-- start --

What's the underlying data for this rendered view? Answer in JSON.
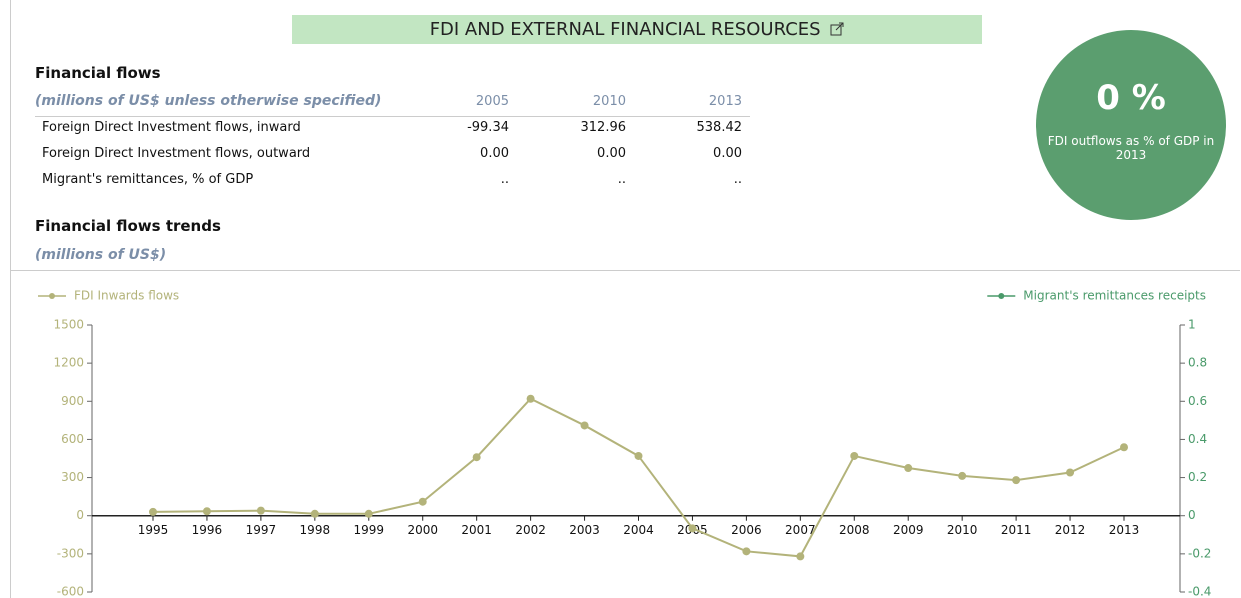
{
  "header": {
    "title": "FDI AND EXTERNAL FINANCIAL RESOURCES"
  },
  "table": {
    "title": "Financial flows",
    "unit": "(millions of US$ unless otherwise specified)",
    "columns": [
      "2005",
      "2010",
      "2013"
    ],
    "rows": [
      [
        "Foreign Direct Investment flows, inward",
        "-99.34",
        "312.96",
        "538.42"
      ],
      [
        "Foreign Direct Investment flows, outward",
        "0.00",
        "0.00",
        "0.00"
      ],
      [
        "Migrant's remittances, % of GDP",
        "..",
        "..",
        ".."
      ]
    ]
  },
  "badge": {
    "value": "0 %",
    "caption": "FDI outflows as % of GDP in 2013"
  },
  "trends": {
    "title": "Financial flows trends",
    "unit": "(millions of US$)"
  },
  "chart_data": {
    "type": "line",
    "categories": [
      "1995",
      "1996",
      "1997",
      "1998",
      "1999",
      "2000",
      "2001",
      "2002",
      "2003",
      "2004",
      "2005",
      "2006",
      "2007",
      "2008",
      "2009",
      "2010",
      "2011",
      "2012",
      "2013"
    ],
    "series": [
      {
        "name": "FDI Inwards flows",
        "color": "#b3b37a",
        "values": [
          30,
          35,
          40,
          15,
          15,
          110,
          460,
          920,
          710,
          470,
          -99.34,
          -280,
          -320,
          470,
          375,
          312.96,
          280,
          340,
          538.42
        ]
      },
      {
        "name": "Migrant's remittances receipts",
        "color": "#4a9a6a",
        "axis": "y2",
        "values": [
          null,
          null,
          null,
          null,
          null,
          null,
          null,
          null,
          null,
          null,
          null,
          null,
          null,
          null,
          null,
          null,
          null,
          null,
          null
        ]
      }
    ],
    "ylim": [
      -600,
      1500
    ],
    "yticks": [
      -600,
      -300,
      0,
      300,
      600,
      900,
      1200,
      1500
    ],
    "y2lim": [
      -0.4,
      1
    ],
    "y2ticks": [
      -0.4,
      -0.2,
      0,
      0.2,
      0.4,
      0.6,
      0.8,
      1
    ],
    "legend": "top"
  }
}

-- end --

*Description of the task*. Each line that contains the word "name" counts toward the total; give only that total.

*Solved exercise*. 2